Each line containing the word "Revenue" should be found and copied.
- - - - -
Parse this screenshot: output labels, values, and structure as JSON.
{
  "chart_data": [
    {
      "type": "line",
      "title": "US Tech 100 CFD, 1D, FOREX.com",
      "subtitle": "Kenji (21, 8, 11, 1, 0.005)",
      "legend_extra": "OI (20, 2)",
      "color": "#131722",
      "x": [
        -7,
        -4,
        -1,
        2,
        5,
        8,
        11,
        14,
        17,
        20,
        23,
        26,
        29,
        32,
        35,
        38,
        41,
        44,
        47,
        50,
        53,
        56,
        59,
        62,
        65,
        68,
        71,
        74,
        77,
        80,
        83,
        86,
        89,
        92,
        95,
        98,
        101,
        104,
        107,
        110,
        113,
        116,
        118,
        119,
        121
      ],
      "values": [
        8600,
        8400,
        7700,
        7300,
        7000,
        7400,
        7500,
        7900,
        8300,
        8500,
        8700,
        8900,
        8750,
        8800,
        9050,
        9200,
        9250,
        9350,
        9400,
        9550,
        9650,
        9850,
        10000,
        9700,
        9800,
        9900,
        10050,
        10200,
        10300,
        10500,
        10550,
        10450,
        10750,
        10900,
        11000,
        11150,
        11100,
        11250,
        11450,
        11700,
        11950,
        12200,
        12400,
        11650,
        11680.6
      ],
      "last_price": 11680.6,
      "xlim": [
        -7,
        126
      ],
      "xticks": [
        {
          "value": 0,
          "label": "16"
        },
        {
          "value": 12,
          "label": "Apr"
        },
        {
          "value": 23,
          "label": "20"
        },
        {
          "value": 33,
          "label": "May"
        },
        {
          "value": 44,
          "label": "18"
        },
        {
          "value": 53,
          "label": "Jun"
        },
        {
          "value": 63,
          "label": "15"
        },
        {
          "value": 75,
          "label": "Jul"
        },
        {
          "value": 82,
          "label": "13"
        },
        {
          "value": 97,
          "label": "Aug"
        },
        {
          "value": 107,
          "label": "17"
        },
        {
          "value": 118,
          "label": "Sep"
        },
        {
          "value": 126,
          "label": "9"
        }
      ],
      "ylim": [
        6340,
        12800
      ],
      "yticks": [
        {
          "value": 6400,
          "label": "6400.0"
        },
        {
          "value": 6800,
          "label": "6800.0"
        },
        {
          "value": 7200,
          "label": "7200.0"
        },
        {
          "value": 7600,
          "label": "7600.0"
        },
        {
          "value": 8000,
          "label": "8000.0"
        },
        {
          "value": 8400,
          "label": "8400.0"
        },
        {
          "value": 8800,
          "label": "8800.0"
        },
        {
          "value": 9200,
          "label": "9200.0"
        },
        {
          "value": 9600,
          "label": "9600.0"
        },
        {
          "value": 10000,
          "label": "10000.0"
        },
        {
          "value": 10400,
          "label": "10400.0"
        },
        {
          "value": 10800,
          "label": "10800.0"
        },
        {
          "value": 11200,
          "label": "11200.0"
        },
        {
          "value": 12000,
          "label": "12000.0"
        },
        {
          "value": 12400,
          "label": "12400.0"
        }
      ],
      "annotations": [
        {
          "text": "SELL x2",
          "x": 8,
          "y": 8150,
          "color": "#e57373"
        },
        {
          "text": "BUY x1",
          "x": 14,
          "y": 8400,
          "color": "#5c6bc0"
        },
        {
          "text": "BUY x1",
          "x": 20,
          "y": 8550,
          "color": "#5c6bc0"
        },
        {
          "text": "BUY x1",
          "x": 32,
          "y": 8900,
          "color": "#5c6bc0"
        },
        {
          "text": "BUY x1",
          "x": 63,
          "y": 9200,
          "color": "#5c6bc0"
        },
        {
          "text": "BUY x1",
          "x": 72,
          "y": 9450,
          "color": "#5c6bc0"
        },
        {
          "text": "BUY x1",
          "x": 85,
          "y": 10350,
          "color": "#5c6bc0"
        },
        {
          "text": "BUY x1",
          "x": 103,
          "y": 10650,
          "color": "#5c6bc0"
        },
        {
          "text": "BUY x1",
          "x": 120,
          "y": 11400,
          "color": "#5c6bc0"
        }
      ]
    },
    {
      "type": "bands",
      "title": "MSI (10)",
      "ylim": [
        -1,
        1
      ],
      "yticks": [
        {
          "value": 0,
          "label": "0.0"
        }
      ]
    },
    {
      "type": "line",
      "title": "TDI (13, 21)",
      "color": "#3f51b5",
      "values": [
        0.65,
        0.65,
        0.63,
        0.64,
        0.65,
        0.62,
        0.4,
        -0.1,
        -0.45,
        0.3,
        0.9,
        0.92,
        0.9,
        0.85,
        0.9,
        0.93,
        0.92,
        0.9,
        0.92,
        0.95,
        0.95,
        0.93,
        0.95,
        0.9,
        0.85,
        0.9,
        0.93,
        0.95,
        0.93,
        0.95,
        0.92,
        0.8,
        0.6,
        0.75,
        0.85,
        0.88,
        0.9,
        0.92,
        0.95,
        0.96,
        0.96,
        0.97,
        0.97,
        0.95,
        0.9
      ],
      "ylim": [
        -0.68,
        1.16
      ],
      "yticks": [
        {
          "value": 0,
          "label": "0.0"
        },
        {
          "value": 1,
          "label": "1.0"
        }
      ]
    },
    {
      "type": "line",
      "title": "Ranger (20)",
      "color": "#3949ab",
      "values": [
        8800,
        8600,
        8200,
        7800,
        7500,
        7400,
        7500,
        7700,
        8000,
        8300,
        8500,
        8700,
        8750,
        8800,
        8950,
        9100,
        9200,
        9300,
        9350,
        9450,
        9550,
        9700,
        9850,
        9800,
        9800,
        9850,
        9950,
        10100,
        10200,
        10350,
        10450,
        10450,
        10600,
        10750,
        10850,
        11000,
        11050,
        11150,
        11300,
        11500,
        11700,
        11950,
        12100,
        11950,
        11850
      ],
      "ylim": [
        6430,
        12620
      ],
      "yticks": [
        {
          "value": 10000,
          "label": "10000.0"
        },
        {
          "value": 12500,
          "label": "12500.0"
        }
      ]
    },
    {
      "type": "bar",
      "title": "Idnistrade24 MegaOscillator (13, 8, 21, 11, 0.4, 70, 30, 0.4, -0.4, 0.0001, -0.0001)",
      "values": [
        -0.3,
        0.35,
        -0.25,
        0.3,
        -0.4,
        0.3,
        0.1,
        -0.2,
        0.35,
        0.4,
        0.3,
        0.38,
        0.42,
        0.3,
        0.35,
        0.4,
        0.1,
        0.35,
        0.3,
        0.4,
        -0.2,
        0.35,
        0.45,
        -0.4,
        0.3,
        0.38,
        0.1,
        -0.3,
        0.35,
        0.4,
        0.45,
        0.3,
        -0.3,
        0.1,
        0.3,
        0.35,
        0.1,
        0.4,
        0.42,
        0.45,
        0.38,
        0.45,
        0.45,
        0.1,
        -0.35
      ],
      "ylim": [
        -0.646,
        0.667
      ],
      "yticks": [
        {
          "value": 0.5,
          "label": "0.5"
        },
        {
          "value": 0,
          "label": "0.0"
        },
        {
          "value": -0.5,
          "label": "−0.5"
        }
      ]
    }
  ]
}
- - - - -
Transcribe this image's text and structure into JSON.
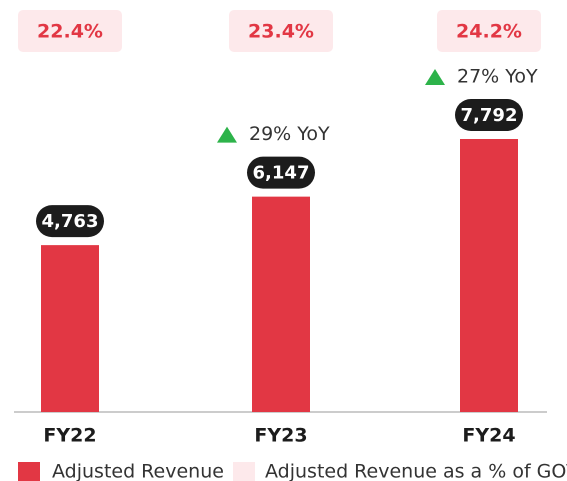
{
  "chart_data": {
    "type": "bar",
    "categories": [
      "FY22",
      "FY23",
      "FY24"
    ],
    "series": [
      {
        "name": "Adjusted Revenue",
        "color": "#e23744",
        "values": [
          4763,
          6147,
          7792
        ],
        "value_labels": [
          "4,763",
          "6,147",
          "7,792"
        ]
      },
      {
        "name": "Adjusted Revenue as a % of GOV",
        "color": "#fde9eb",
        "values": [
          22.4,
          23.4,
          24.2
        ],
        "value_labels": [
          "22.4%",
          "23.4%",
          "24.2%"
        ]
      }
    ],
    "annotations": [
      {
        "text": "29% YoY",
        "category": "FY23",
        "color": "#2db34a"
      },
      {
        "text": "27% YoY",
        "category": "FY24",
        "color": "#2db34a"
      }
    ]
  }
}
- - - - -
◆ **OUTPUT**
        "name": "Adjusted Revenue",
        "name": "Adjusted Revenue as a % of GOV",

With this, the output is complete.